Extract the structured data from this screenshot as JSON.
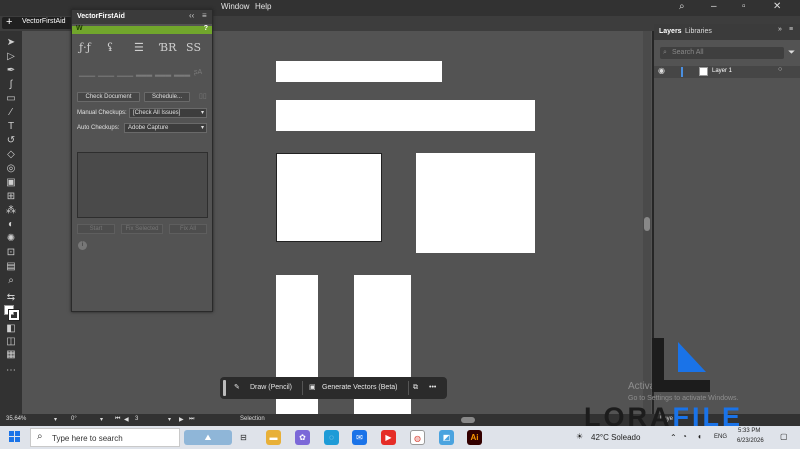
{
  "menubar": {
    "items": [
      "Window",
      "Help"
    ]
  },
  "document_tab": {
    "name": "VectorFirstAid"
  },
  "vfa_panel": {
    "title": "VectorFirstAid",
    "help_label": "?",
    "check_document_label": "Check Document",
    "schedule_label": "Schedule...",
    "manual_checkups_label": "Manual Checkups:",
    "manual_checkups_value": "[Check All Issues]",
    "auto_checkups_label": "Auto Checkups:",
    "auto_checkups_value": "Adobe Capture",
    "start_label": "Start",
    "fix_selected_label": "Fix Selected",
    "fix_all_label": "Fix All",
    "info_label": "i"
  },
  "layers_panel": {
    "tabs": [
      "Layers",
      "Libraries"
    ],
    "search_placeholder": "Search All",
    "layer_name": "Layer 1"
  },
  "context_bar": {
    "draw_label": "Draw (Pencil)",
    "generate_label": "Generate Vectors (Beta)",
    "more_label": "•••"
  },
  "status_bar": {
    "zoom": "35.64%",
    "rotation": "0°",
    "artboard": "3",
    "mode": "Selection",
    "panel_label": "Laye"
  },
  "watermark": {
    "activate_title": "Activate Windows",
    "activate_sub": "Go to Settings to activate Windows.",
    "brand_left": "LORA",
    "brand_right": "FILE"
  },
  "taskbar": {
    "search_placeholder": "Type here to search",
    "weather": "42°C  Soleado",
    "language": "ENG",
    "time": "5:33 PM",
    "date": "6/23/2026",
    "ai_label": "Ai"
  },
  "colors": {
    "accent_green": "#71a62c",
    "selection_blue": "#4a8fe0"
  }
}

◆ ◆ ◆

Do this: Will you restate every entry word for word and omit the images?

Full output:
Extract the structured data from this screenshot as JSON.
{
  "menubar": {
    "items": [
      "Window",
      "Help"
    ]
  },
  "document_tab": {
    "name": "VectorFirstAid"
  },
  "vfa_panel": {
    "title": "VectorFirstAid",
    "help_label": "?",
    "check_document_label": "Check Document",
    "schedule_label": "Schedule...",
    "manual_checkups_label": "Manual Checkups:",
    "manual_checkups_value": "[Check All Issues]",
    "auto_checkups_label": "Auto Checkups:",
    "auto_checkups_value": "Adobe Capture",
    "start_label": "Start",
    "fix_selected_label": "Fix Selected",
    "fix_all_label": "Fix All",
    "info_label": "i"
  },
  "layers_panel": {
    "tabs": [
      "Layers",
      "Libraries"
    ],
    "search_placeholder": "Search All",
    "layer_name": "Layer 1"
  },
  "context_bar": {
    "draw_label": "Draw (Pencil)",
    "generate_label": "Generate Vectors (Beta)",
    "more_label": "•••"
  },
  "status_bar": {
    "zoom": "35.64%",
    "rotation": "0°",
    "artboard": "3",
    "mode": "Selection",
    "panel_label": "Laye"
  },
  "watermark": {
    "activate_title": "Activate Windows",
    "activate_sub": "Go to Settings to activate Windows.",
    "brand_left": "LORA",
    "brand_right": "FILE"
  },
  "taskbar": {
    "search_placeholder": "Type here to search",
    "weather": "42°C  Soleado",
    "language": "ENG",
    "time": "5:33 PM",
    "date": "6/23/2026",
    "ai_label": "Ai"
  },
  "colors": {
    "accent_green": "#71a62c",
    "selection_blue": "#4a8fe0"
  }
}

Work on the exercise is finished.